### [What the task asks]
Set down each of the following lines unchanged, from first to last.
# Start of Listing
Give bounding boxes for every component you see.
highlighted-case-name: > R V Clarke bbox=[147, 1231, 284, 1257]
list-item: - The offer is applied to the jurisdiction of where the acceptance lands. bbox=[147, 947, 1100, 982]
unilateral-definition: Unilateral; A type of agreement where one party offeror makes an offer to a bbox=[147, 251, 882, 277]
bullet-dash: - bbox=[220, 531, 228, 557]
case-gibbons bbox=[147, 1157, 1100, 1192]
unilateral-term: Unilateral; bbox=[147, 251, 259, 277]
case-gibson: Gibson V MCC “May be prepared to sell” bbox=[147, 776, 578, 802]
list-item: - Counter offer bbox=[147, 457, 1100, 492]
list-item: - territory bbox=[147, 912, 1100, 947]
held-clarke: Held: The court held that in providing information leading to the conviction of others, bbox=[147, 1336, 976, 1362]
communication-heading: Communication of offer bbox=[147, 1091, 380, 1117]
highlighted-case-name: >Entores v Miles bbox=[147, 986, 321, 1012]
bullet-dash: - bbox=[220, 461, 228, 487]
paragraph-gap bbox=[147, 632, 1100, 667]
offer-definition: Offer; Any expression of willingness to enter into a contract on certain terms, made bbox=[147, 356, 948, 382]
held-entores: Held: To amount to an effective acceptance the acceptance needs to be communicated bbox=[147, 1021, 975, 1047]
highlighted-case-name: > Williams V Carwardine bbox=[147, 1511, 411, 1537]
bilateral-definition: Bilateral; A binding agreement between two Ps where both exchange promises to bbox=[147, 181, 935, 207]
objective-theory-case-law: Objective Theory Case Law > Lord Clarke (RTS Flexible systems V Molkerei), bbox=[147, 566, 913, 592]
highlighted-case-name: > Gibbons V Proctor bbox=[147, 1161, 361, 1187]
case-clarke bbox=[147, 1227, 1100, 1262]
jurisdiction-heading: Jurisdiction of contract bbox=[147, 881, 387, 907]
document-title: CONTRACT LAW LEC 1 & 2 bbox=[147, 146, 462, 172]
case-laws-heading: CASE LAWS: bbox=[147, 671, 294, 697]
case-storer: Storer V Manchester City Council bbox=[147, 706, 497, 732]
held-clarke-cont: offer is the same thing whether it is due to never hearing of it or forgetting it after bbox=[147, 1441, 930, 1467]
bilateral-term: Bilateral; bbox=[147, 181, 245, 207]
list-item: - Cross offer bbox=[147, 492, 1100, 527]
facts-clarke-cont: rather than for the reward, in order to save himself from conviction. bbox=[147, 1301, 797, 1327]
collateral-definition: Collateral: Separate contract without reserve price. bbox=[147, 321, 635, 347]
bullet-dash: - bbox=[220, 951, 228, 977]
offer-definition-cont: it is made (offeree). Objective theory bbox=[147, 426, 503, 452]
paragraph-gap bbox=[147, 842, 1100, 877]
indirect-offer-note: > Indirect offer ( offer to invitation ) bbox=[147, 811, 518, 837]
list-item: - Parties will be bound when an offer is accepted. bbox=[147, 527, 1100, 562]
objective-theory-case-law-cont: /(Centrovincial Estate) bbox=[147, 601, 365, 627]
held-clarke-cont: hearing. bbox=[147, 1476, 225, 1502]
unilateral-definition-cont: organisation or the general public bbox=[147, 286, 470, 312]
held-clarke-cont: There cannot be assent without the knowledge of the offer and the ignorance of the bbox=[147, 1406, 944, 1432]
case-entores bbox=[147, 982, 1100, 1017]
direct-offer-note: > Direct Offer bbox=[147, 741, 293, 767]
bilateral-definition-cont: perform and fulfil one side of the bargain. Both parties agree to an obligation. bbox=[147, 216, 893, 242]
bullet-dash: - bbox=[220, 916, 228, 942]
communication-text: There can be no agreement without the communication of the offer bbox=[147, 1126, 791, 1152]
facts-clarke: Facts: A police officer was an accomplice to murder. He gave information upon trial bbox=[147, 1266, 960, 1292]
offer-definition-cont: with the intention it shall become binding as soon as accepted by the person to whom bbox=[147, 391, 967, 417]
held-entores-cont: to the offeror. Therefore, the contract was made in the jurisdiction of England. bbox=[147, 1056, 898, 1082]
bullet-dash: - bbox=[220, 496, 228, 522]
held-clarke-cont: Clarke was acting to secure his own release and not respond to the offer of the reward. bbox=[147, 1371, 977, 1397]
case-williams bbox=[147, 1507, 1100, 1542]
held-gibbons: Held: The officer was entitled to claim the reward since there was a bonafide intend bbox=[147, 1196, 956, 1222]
# End of Listing
### [Correct response]
Give bounding boxes for every component you see.
highlighted-case-name: > R V Clarke bbox=[147, 1231, 284, 1257]
list-item: - The offer is applied to the jurisdiction of where the acceptance lands. bbox=[147, 947, 1100, 982]
unilateral-definition: Unilateral; A type of agreement where one party offeror makes an offer to a bbox=[147, 251, 882, 277]
bullet-dash: - bbox=[220, 531, 228, 557]
case-gibbons bbox=[147, 1157, 1100, 1192]
unilateral-term: Unilateral; bbox=[147, 251, 259, 277]
case-gibson: Gibson V MCC “May be prepared to sell” bbox=[147, 776, 578, 802]
list-item: - Counter offer bbox=[147, 457, 1100, 492]
list-item: - territory bbox=[147, 912, 1100, 947]
held-clarke: Held: The court held that in providing information leading to the conviction of others, bbox=[147, 1336, 976, 1362]
communication-heading: Communication of offer bbox=[147, 1091, 380, 1117]
highlighted-case-name: >Entores v Miles bbox=[147, 986, 321, 1012]
bullet-dash: - bbox=[220, 461, 228, 487]
paragraph-gap bbox=[147, 632, 1100, 667]
offer-definition: Offer; Any expression of willingness to enter into a contract on certain terms, made bbox=[147, 356, 948, 382]
held-entores: Held: To amount to an effective acceptance the acceptance needs to be communicated bbox=[147, 1021, 975, 1047]
highlighted-case-name: > Williams V Carwardine bbox=[147, 1511, 411, 1537]
bilateral-definition: Bilateral; A binding agreement between two Ps where both exchange promises to bbox=[147, 181, 935, 207]
objective-theory-case-law: Objective Theory Case Law > Lord Clarke (RTS Flexible systems V Molkerei), bbox=[147, 566, 913, 592]
highlighted-case-name: > Gibbons V Proctor bbox=[147, 1161, 361, 1187]
case-clarke bbox=[147, 1227, 1100, 1262]
jurisdiction-heading: Jurisdiction of contract bbox=[147, 881, 387, 907]
document-title: CONTRACT LAW LEC 1 & 2 bbox=[147, 146, 462, 172]
case-laws-heading: CASE LAWS: bbox=[147, 671, 294, 697]
case-storer: Storer V Manchester City Council bbox=[147, 706, 497, 732]
held-clarke-cont: offer is the same thing whether it is due to never hearing of it or forgetting it after bbox=[147, 1441, 930, 1467]
bilateral-term: Bilateral; bbox=[147, 181, 245, 207]
list-item: - Cross offer bbox=[147, 492, 1100, 527]
facts-clarke-cont: rather than for the reward, in order to save himself from conviction. bbox=[147, 1301, 797, 1327]
collateral-definition: Collateral: Separate contract without reserve price. bbox=[147, 321, 635, 347]
bullet-dash: - bbox=[220, 951, 228, 977]
offer-definition-cont: it is made (offeree). Objective theory bbox=[147, 426, 503, 452]
paragraph-gap bbox=[147, 842, 1100, 877]
indirect-offer-note: > Indirect offer ( offer to invitation ) bbox=[147, 811, 518, 837]
list-item: - Parties will be bound when an offer is accepted. bbox=[147, 527, 1100, 562]
objective-theory-case-law-cont: /(Centrovincial Estate) bbox=[147, 601, 365, 627]
held-clarke-cont: hearing. bbox=[147, 1476, 225, 1502]
unilateral-definition-cont: organisation or the general public bbox=[147, 286, 470, 312]
held-clarke-cont: There cannot be assent without the knowledge of the offer and the ignorance of the bbox=[147, 1406, 944, 1432]
case-entores bbox=[147, 982, 1100, 1017]
direct-offer-note: > Direct Offer bbox=[147, 741, 293, 767]
bilateral-definition-cont: perform and fulfil one side of the bargain. Both parties agree to an obligation. bbox=[147, 216, 893, 242]
bullet-dash: - bbox=[220, 916, 228, 942]
communication-text: There can be no agreement without the communication of the offer bbox=[147, 1126, 791, 1152]
facts-clarke: Facts: A police officer was an accomplice to murder. He gave information upon trial bbox=[147, 1266, 960, 1292]
offer-definition-cont: with the intention it shall become binding as soon as accepted by the person to whom bbox=[147, 391, 967, 417]
held-entores-cont: to the offeror. Therefore, the contract was made in the jurisdiction of England. bbox=[147, 1056, 898, 1082]
bullet-dash: - bbox=[220, 496, 228, 522]
held-clarke-cont: Clarke was acting to secure his own release and not respond to the offer of the reward. bbox=[147, 1371, 977, 1397]
case-williams bbox=[147, 1507, 1100, 1542]
held-gibbons: Held: The officer was entitled to claim the reward since there was a bonafide intend bbox=[147, 1196, 956, 1222]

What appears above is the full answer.